Available records:

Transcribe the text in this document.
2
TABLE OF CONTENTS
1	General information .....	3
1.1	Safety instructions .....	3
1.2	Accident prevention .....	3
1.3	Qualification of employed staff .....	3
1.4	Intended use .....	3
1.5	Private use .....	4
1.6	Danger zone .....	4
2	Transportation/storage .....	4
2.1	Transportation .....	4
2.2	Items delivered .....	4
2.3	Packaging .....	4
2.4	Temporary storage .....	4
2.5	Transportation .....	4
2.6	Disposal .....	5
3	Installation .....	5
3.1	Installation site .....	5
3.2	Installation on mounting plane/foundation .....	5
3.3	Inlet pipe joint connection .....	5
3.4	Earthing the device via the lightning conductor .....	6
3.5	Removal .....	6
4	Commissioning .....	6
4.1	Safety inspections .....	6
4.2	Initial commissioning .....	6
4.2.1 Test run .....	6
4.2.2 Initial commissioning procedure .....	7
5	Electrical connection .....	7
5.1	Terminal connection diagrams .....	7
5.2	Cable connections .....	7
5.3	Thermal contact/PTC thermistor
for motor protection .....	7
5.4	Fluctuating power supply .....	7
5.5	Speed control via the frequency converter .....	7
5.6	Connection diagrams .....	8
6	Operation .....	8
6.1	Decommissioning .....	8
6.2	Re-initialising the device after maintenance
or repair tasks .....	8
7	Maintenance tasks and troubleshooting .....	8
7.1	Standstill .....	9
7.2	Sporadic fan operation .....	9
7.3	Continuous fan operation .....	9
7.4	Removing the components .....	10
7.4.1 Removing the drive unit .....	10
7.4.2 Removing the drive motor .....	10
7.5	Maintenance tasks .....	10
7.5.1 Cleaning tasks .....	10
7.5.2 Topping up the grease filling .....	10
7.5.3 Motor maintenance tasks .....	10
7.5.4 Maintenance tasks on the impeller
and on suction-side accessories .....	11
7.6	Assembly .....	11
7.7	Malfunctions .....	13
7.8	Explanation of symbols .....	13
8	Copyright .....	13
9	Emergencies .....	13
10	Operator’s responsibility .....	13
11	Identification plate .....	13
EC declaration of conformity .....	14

What you should do: Work out how many lines of the listing above include "Removing". Answer with the number and nothing more.

Completed task: 3